### What the task asks
Pull every line containing "https" from the entries.

### Data in this exercise

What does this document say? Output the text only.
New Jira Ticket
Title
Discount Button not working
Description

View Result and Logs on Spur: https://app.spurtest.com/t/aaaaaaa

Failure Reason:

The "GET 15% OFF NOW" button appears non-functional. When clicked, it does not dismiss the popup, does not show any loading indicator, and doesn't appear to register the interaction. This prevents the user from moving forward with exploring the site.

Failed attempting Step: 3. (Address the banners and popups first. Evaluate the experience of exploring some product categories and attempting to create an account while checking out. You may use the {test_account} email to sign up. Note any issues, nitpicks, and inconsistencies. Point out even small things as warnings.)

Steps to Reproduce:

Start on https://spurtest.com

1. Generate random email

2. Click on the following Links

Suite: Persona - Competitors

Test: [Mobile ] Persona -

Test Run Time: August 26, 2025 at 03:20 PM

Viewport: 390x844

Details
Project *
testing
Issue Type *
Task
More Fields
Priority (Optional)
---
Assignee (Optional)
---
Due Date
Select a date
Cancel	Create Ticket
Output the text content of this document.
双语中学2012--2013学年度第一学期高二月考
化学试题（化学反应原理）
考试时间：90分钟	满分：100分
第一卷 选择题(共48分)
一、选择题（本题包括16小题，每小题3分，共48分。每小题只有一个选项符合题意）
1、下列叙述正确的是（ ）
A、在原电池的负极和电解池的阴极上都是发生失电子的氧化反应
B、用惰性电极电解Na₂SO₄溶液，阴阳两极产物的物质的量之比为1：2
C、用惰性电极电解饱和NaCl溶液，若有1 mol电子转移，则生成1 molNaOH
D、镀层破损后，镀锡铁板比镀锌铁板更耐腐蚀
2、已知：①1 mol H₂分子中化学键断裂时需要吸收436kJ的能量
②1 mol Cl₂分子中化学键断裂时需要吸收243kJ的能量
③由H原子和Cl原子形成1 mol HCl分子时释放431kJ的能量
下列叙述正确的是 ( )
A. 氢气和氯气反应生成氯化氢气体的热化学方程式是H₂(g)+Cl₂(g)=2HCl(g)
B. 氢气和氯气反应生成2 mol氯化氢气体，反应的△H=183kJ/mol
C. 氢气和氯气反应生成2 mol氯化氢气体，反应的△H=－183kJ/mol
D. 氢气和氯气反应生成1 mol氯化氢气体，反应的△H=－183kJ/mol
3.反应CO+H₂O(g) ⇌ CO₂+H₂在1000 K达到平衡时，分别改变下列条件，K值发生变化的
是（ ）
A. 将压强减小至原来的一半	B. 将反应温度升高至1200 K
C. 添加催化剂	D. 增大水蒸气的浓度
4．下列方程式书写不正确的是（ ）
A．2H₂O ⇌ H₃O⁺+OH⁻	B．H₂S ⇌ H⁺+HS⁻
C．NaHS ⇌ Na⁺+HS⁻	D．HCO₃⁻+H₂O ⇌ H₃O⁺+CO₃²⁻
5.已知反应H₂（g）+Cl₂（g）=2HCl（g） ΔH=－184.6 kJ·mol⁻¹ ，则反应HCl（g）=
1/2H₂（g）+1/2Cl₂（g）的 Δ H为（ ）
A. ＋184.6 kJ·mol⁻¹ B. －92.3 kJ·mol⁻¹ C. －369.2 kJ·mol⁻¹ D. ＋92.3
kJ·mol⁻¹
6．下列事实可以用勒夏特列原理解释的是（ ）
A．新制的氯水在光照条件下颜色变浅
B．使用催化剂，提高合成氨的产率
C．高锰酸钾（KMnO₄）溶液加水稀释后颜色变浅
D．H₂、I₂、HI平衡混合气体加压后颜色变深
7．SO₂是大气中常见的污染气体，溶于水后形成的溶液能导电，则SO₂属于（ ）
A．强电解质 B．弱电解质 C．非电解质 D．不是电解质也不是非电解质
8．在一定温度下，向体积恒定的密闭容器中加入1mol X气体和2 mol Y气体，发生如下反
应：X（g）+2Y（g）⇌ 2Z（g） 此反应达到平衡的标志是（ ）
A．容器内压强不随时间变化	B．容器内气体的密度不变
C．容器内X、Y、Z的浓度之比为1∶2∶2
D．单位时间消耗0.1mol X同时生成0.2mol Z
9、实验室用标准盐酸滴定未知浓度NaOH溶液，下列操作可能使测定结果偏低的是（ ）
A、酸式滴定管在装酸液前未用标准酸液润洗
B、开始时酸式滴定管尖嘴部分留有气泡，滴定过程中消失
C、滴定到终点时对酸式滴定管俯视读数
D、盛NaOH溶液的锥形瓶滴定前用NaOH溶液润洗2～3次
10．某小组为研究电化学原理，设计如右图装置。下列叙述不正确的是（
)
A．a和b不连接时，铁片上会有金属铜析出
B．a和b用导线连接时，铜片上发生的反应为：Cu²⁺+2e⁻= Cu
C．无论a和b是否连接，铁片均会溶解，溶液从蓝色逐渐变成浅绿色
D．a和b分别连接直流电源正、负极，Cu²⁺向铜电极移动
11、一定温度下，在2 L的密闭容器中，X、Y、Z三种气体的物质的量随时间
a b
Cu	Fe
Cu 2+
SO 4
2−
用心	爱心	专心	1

### Task solution
View Result and Logs on Spur: https://app.spurtest.com/t/aaaaaaa
Start on https://spurtest.com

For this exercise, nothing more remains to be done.